(Saved data entries)
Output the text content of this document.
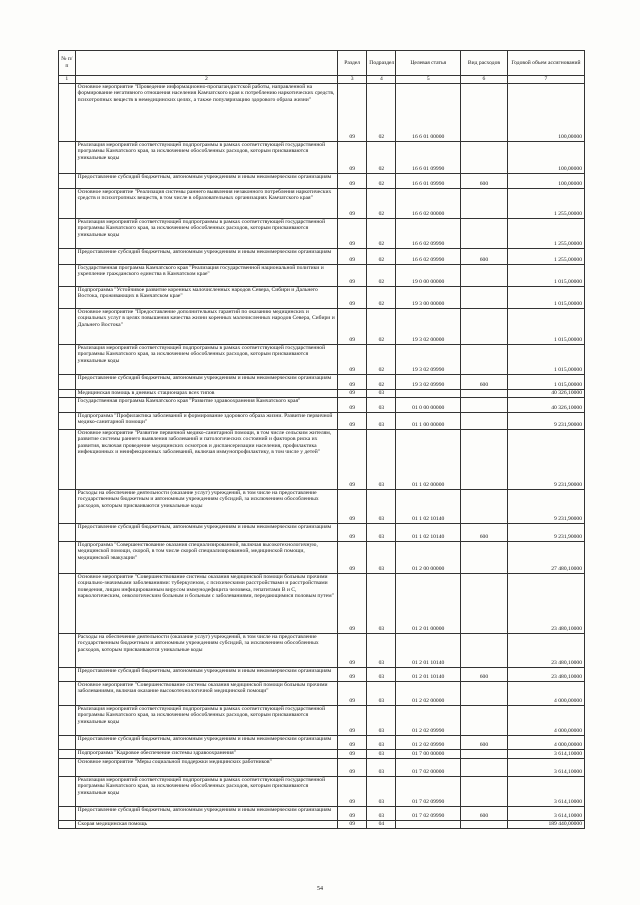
№ п/п		Раздел	Подраздел	Целевая статья	Вид расходов	Годовой объем ассигнований
1	2	3	4	5	6	7
	Основное мероприятие "Проведение информационно-пропагандистской работы, направленной на формирование негативного отношения населения Камчатского края к потреблению наркотических средств, психотропных веществ в немедицинских целях, а также популяризацию здорового образа жизни"	09	02	16 6 01 00000		100,00000
	Реализация мероприятий соответствующей подпрограммы в рамках соответствующей государственной программы Камчатского края, за исключением обособленных расходов, которым присваиваются уникальные коды	09	02	16 6 01 09990		100,00000
	Предоставление субсидий бюджетным, автономным учреждениям и иным некоммерческим организациям	09	02	16 6 01 09990	600	100,00000
	Основное мероприятие "Реализация системы раннего выявления незаконного потребления наркотических средств и психотропных веществ, в том числе в образовательных организациях Камчатского края"	09	02	16 6 02 00000		1 255,00000
	Реализация мероприятий соответствующей подпрограммы в рамках соответствующей государственной программы Камчатского края, за исключением обособленных расходов, которым присваиваются уникальные коды	09	02	16 6 02 09990		1 255,00000
	Предоставление субсидий бюджетным, автономным учреждениям и иным некоммерческим организациям	09	02	16 6 02 09990	600	1 255,00000
	Государственная программа Камчатского края "Реализация государственной национальной политики и укрепление гражданского единства в Камчатском крае"	09	02	19 0 00 00000		1 015,00000
	Подпрограмма "Устойчивое развитие коренных малочисленных народов Севера, Сибири и Дальнего Востока, проживающих в Камчатском крае"	09	02	19 3 00 00000		1 015,00000
	Основное мероприятие "Предоставление дополнительных гарантий по оказанию медицинских и социальных услуг в целях повышения качества жизни коренных малочисленных народов Севера, Сибири и Дальнего Востока"	09	02	19 3 02 00000		1 015,00000
	Реализация мероприятий соответствующей подпрограммы в рамках соответствующей государственной программы Камчатского края, за исключением обособленных расходов, которым присваиваются уникальные коды	09	02	19 3 02 09990		1 015,00000
	Предоставление субсидий бюджетным, автономным учреждениям и иным некоммерческим организациям	09	02	19 3 02 09990	600	1 015,00000
	Медицинская помощь в дневных стационарах всех типов	09	03			40 326,10000
	Государственная программа Камчатского края "Развитие здравоохранения Камчатского края"	09	03	01 0 00 00000		40 326,10000
	Подпрограмма "Профилактика заболеваний и формирование здорового образа жизни. Развитие первичной медико-санитарной помощи"	09	03	01 1 00 00000		9 231,90000
	Основное мероприятие "Развитие первичной медико-санитарной помощи, в том числе сельским жителям, развитие системы раннего выявления заболеваний и патологических состояний и факторов риска их развития, включая проведение медицинских осмотров и диспансеризации населения, профилактика инфекционных и неинфекционных заболеваний, включая иммунопрофилактику, в том числе у детей"	09	03	01 1 02 00000		9 231,90000
	Расходы на обеспечение деятельности (оказание услуг) учреждений, в том числе на предоставление государственным бюджетным и автономным учреждениям субсидий, за исключением обособленных расходов, которым присваиваются уникальные коды	09	03	01 1 02 10140		9 231,90000
	Предоставление субсидий бюджетным, автономным учреждениям и иным некоммерческим организациям	09	03	01 1 02 10140	600	9 231,90000
	Подпрограмма "Совершенствование оказания специализированной, включая высокотехнологичную, медицинской помощи, скорой, в том числе скорой специализированной, медицинской помощи, медицинской эвакуации"	09	03	01 2 00 00000		27 480,10000
	Основное мероприятие "Совершенствование системы оказания медицинской помощи больным прочими социально-значимыми заболеваниями: туберкулезом, с психическими расстройствами и расстройствами поведения, лицам инфицированным вирусом иммунодефицита человека, гепатитами В и С, наркологическим, онкологическим больным и больным с заболеваниями, передающимися половым путем"	09	03	01 2 01 00000		23 480,10000
	Расходы на обеспечение деятельности (оказание услуг) учреждений, в том числе на предоставление государственным бюджетным и автономным учреждениям субсидий, за исключением обособленных расходов, которым присваиваются уникальные коды	09	03	01 2 01 10140		23 480,10000
	Предоставление субсидий бюджетным, автономным учреждениям и иным некоммерческим организациям	09	03	01 2 01 10140	600	23 480,10000
	Основное мероприятие "Совершенствование системы оказания медицинской помощи больным прочими заболеваниями, включая оказание высокотехнологичной медицинской помощи"	09	03	01 2 02 00000		4 000,00000
	Реализация мероприятий соответствующей подпрограммы в рамках соответствующей государственной программы Камчатского края, за исключением обособленных расходов, которым присваиваются уникальные коды	09	03	01 2 02 09990		4 000,00000
	Предоставление субсидий бюджетным, автономным учреждениям и иным некоммерческим организациям	09	03	01 2 02 09990	600	4 000,00000
	Подпрограмма "Кадровое обеспечение системы здравоохранения"	09	03	01 7 00 00000		3 614,10000
	Основное мероприятие "Меры социальной поддержки медицинских работников"	09	03	01 7 02 00000		3 614,10000
	Реализация мероприятий соответствующей подпрограммы в рамках соответствующей государственной программы Камчатского края, за исключением обособленных расходов, которым присваиваются уникальные коды	09	03	01 7 02 09990		3 614,10000
	Предоставление субсидий бюджетным, автономным учреждениям и иным некоммерческим организациям	09	03	01 7 02 09990	600	3 614,10000
	Скорая медицинская помощь	09	04			189 440,00000
54
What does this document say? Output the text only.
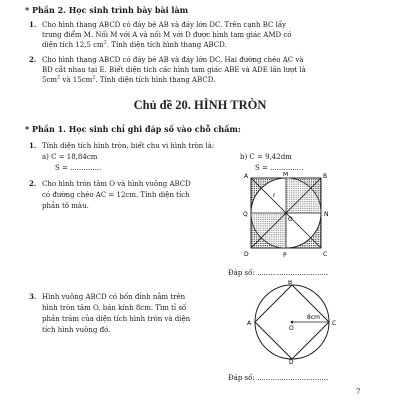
* Phần 2. Học sinh trình bày bài làm
1. Cho hình thang ABCD có đáy bé AB và đáy lớn DC. Trên cạnh BC lấy
trung điểm M. Nối M với A và nối M với D được hình tam giác AMD có
diện tích 12,5 $cm^2$. Tính diện tích hình thang ABCD.
2. Cho hình thang ABCD có đáy bé AB và đáy lớn DC. Hai đường chéo AC và
BD cắt nhau tại E. Biết diện tích các hình tam giác ABE và ADE lần lượt là
$5cm^2$ và $15cm^2$. Tính diện tích hình thang ABCD.
Chủ đề 20. HÌNH TRÒN
* Phần 1. Học sinh chỉ ghi đáp số vào chỗ chấm:
1. Tính diện tích hình tròn, biết chu vi hình tròn là:
a) C = 18,84cm	b) C = 9,42dm
S = ..............	S = ...............
2. Cho hình tròn tâm O và hình vuông ABCD
có đường chéo AC = 12cm. Tính diện tích
phần tô màu.
A	M	B
Q
O
N
D	P	C
r
Đáp số: ................................
3. Hình vuông ABCD có bốn đỉnh nằm trên
hình tròn tâm O, bán kính 8cm. Tìm tỉ số
phần trăm của diện tích hình tròn và diện
tích hình vuông đó.
B
A	C
O
8cm
D
Đáp số: ................................
7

## Short exercise
All the records need to be repeated exactly, with the images dropped.

## Written solution
Output the text content of this document.
№ п/п		Раздел	Подраздел	Целевая статья	Вид расходов	Годовой объем ассигнований
1	2	3	4	5	6	7
	Основное мероприятие "Проведение информационно-пропагандистской работы, направленной на формирование негативного отношения населения Камчатского края к потреблению наркотических средств, психотропных веществ в немедицинских целях, а также популяризацию здорового образа жизни"	09	02	16 6 01 00000		100,00000
	Реализация мероприятий соответствующей подпрограммы в рамках соответствующей государственной программы Камчатского края, за исключением обособленных расходов, которым присваиваются уникальные коды	09	02	16 6 01 09990		100,00000
	Предоставление субсидий бюджетным, автономным учреждениям и иным некоммерческим организациям	09	02	16 6 01 09990	600	100,00000
	Основное мероприятие "Реализация системы раннего выявления незаконного потребления наркотических средств и психотропных веществ, в том числе в образовательных организациях Камчатского края"	09	02	16 6 02 00000		1 255,00000
	Реализация мероприятий соответствующей подпрограммы в рамках соответствующей государственной программы Камчатского края, за исключением обособленных расходов, которым присваиваются уникальные коды	09	02	16 6 02 09990		1 255,00000
	Предоставление субсидий бюджетным, автономным учреждениям и иным некоммерческим организациям	09	02	16 6 02 09990	600	1 255,00000
	Государственная программа Камчатского края "Реализация государственной национальной политики и укрепление гражданского единства в Камчатском крае"	09	02	19 0 00 00000		1 015,00000
	Подпрограмма "Устойчивое развитие коренных малочисленных народов Севера, Сибири и Дальнего Востока, проживающих в Камчатском крае"	09	02	19 3 00 00000		1 015,00000
	Основное мероприятие "Предоставление дополнительных гарантий по оказанию медицинских и социальных услуг в целях повышения качества жизни коренных малочисленных народов Севера, Сибири и Дальнего Востока"	09	02	19 3 02 00000		1 015,00000
	Реализация мероприятий соответствующей подпрограммы в рамках соответствующей государственной программы Камчатского края, за исключением обособленных расходов, которым присваиваются уникальные коды	09	02	19 3 02 09990		1 015,00000
	Предоставление субсидий бюджетным, автономным учреждениям и иным некоммерческим организациям	09	02	19 3 02 09990	600	1 015,00000
	Медицинская помощь в дневных стационарах всех типов	09	03			40 326,10000
	Государственная программа Камчатского края "Развитие здравоохранения Камчатского края"	09	03	01 0 00 00000		40 326,10000
	Подпрограмма "Профилактика заболеваний и формирование здорового образа жизни. Развитие первичной медико-санитарной помощи"	09	03	01 1 00 00000		9 231,90000
	Основное мероприятие "Развитие первичной медико-санитарной помощи, в том числе сельским жителям, развитие системы раннего выявления заболеваний и патологических состояний и факторов риска их развития, включая проведение медицинских осмотров и диспансеризации населения, профилактика инфекционных и неинфекционных заболеваний, включая иммунопрофилактику, в том числе у детей"	09	03	01 1 02 00000		9 231,90000
	Расходы на обеспечение деятельности (оказание услуг) учреждений, в том числе на предоставление государственным бюджетным и автономным учреждениям субсидий, за исключением обособленных расходов, которым присваиваются уникальные коды	09	03	01 1 02 10140		9 231,90000
	Предоставление субсидий бюджетным, автономным учреждениям и иным некоммерческим организациям	09	03	01 1 02 10140	600	9 231,90000
	Подпрограмма "Совершенствование оказания специализированной, включая высокотехнологичную, медицинской помощи, скорой, в том числе скорой специализированной, медицинской помощи, медицинской эвакуации"	09	03	01 2 00 00000		27 480,10000
	Основное мероприятие "Совершенствование системы оказания медицинской помощи больным прочими социально-значимыми заболеваниями: туберкулезом, с психическими расстройствами и расстройствами поведения, лицам инфицированным вирусом иммунодефицита человека, гепатитами В и С, наркологическим, онкологическим больным и больным с заболеваниями, передающимися половым путем"	09	03	01 2 01 00000		23 480,10000
	Расходы на обеспечение деятельности (оказание услуг) учреждений, в том числе на предоставление государственным бюджетным и автономным учреждениям субсидий, за исключением обособленных расходов, которым присваиваются уникальные коды	09	03	01 2 01 10140		23 480,10000
	Предоставление субсидий бюджетным, автономным учреждениям и иным некоммерческим организациям	09	03	01 2 01 10140	600	23 480,10000
	Основное мероприятие "Совершенствование системы оказания медицинской помощи больным прочими заболеваниями, включая оказание высокотехнологичной медицинской помощи"	09	03	01 2 02 00000		4 000,00000
	Реализация мероприятий соответствующей подпрограммы в рамках соответствующей государственной программы Камчатского края, за исключением обособленных расходов, которым присваиваются уникальные коды	09	03	01 2 02 09990		4 000,00000
	Предоставление субсидий бюджетным, автономным учреждениям и иным некоммерческим организациям	09	03	01 2 02 09990	600	4 000,00000
	Подпрограмма "Кадровое обеспечение системы здравоохранения"	09	03	01 7 00 00000		3 614,10000
	Основное мероприятие "Меры социальной поддержки медицинских работников"	09	03	01 7 02 00000		3 614,10000
	Реализация мероприятий соответствующей подпрограммы в рамках соответствующей государственной программы Камчатского края, за исключением обособленных расходов, которым присваиваются уникальные коды	09	03	01 7 02 09990		3 614,10000
	Предоставление субсидий бюджетным, автономным учреждениям и иным некоммерческим организациям	09	03	01 7 02 09990	600	3 614,10000
	Скорая медицинская помощь	09	04			189 440,00000
54
What does this document say? Output the text only.
* Phần 2. Học sinh trình bày bài làm
1. Cho hình thang ABCD có đáy bé AB và đáy lớn DC. Trên cạnh BC lấy
trung điểm M. Nối M với A và nối M với D được hình tam giác AMD có
diện tích 12,5 $cm^2$. Tính diện tích hình thang ABCD.
2. Cho hình thang ABCD có đáy bé AB và đáy lớn DC. Hai đường chéo AC và
BD cắt nhau tại E. Biết diện tích các hình tam giác ABE và ADE lần lượt là
$5cm^2$ và $15cm^2$. Tính diện tích hình thang ABCD.
Chủ đề 20. HÌNH TRÒN
* Phần 1. Học sinh chỉ ghi đáp số vào chỗ chấm:
1. Tính diện tích hình tròn, biết chu vi hình tròn là:
a) C = 18,84cm	b) C = 9,42dm
S = ..............	S = ...............
2. Cho hình tròn tâm O và hình vuông ABCD
có đường chéo AC = 12cm. Tính diện tích
phần tô màu.
A	M	B
Q
O
N
D	P	C
r
Đáp số: ................................
3. Hình vuông ABCD có bốn đỉnh nằm trên
hình tròn tâm O, bán kính 8cm. Tìm tỉ số
phần trăm của diện tích hình tròn và diện
tích hình vuông đó.
B
A	C
O
8cm
D
Đáp số: ................................
7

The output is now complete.